> **Brief**
Each entry below must be repeated exactly, with pictures left out.

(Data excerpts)
◇ ◇ ◇ ◇

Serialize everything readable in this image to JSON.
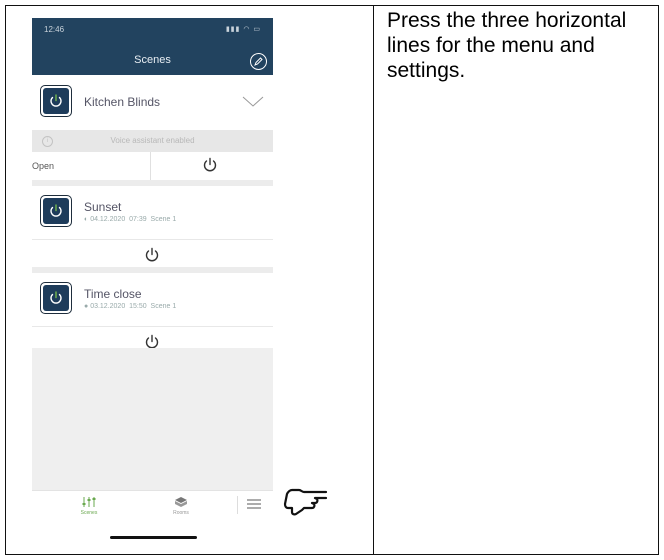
{
  "instruction": "Press the three horizontal lines for the menu and settings.",
  "status_bar": {
    "time": "12:46",
    "icons": "▮▮▮ ◠ ▭"
  },
  "header": {
    "title": "Scenes"
  },
  "scenes": [
    {
      "name": "Kitchen Blinds",
      "expanded": true,
      "voice_text": "Voice assistant enabled",
      "action_label": "Open"
    },
    {
      "name": "Sunset",
      "date": "04.12.2020",
      "time": "07:39",
      "scene": "Scene 1"
    },
    {
      "name": "Time close",
      "date": "03.12.2020",
      "time": "15:50",
      "scene": "Scene 1"
    }
  ],
  "tabs": [
    {
      "label": "Scenes",
      "active": true,
      "icon": "sliders-icon"
    },
    {
      "label": "Rooms",
      "active": false,
      "icon": "rooms-cube-icon"
    }
  ],
  "colors": {
    "header": "#22435f",
    "accent_green": "#6aa84f",
    "icon_dark": "#1e3c5b"
  }
}
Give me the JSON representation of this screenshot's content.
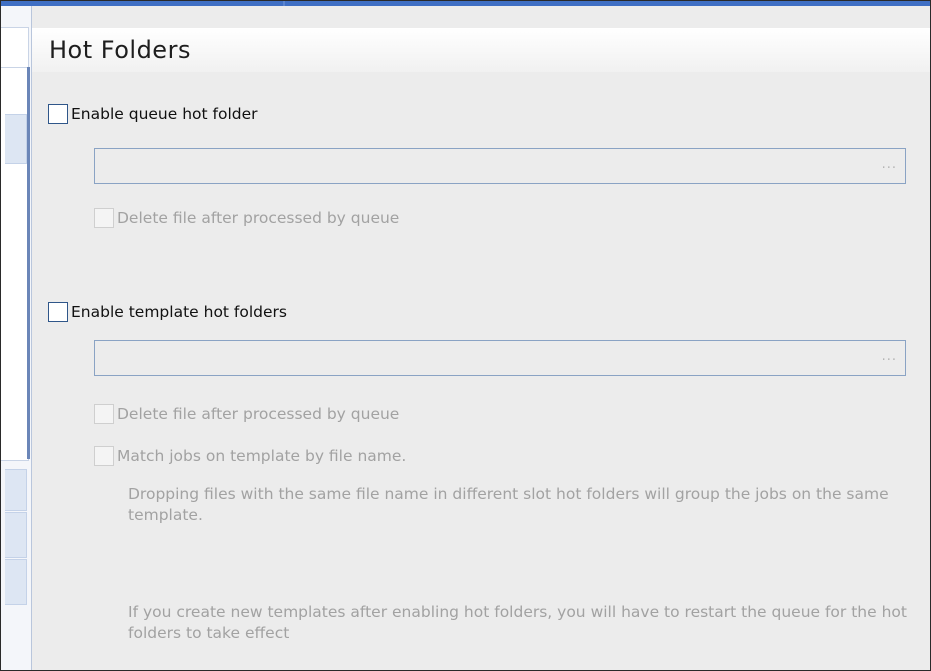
{
  "page": {
    "title": "Hot Folders"
  },
  "queue_hot_folder": {
    "enable_label": "Enable queue hot folder",
    "enabled": false,
    "path_value": "",
    "browse_label": "...",
    "delete_after_label": "Delete file after processed by queue",
    "delete_after_checked": false
  },
  "template_hot_folders": {
    "enable_label": "Enable template hot folders",
    "enabled": false,
    "path_value": "",
    "browse_label": "...",
    "delete_after_label": "Delete file after processed by queue",
    "delete_after_checked": false,
    "match_by_name_label": "Match jobs on template by file name.",
    "match_by_name_checked": false,
    "match_description": "Dropping files with the same file name in different slot hot folders will group the jobs on the same template.",
    "restart_note": "If you create new templates after enabling hot folders, you will have to restart the queue for the hot folders to take effect"
  },
  "colors": {
    "accent": "#3f6fc4",
    "checkbox_border": "#2f5689",
    "field_border": "#8aa3c4",
    "disabled_text": "#a2a2a2"
  }
}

◇ ◇ ◇ ◇

> **Exercise response**
Serialize everything readable in this image to JSON.
{
  "instruction": "Press the three horizontal lines for the menu and settings.",
  "status_bar": {
    "time": "12:46",
    "icons": "▮▮▮ ◠ ▭"
  },
  "header": {
    "title": "Scenes"
  },
  "scenes": [
    {
      "name": "Kitchen Blinds",
      "expanded": true,
      "voice_text": "Voice assistant enabled",
      "action_label": "Open"
    },
    {
      "name": "Sunset",
      "date": "04.12.2020",
      "time": "07:39",
      "scene": "Scene 1"
    },
    {
      "name": "Time close",
      "date": "03.12.2020",
      "time": "15:50",
      "scene": "Scene 1"
    }
  ],
  "tabs": [
    {
      "label": "Scenes",
      "active": true,
      "icon": "sliders-icon"
    },
    {
      "label": "Rooms",
      "active": false,
      "icon": "rooms-cube-icon"
    }
  ],
  "colors": {
    "header": "#22435f",
    "accent_green": "#6aa84f",
    "icon_dark": "#1e3c5b"
  }
}
Give me the JSON representation of this screenshot's content.
{
  "page": {
    "title": "Hot Folders"
  },
  "queue_hot_folder": {
    "enable_label": "Enable queue hot folder",
    "enabled": false,
    "path_value": "",
    "browse_label": "...",
    "delete_after_label": "Delete file after processed by queue",
    "delete_after_checked": false
  },
  "template_hot_folders": {
    "enable_label": "Enable template hot folders",
    "enabled": false,
    "path_value": "",
    "browse_label": "...",
    "delete_after_label": "Delete file after processed by queue",
    "delete_after_checked": false,
    "match_by_name_label": "Match jobs on template by file name.",
    "match_by_name_checked": false,
    "match_description": "Dropping files with the same file name in different slot hot folders will group the jobs on the same template.",
    "restart_note": "If you create new templates after enabling hot folders, you will have to restart the queue for the hot folders to take effect"
  },
  "colors": {
    "accent": "#3f6fc4",
    "checkbox_border": "#2f5689",
    "field_border": "#8aa3c4",
    "disabled_text": "#a2a2a2"
  }
}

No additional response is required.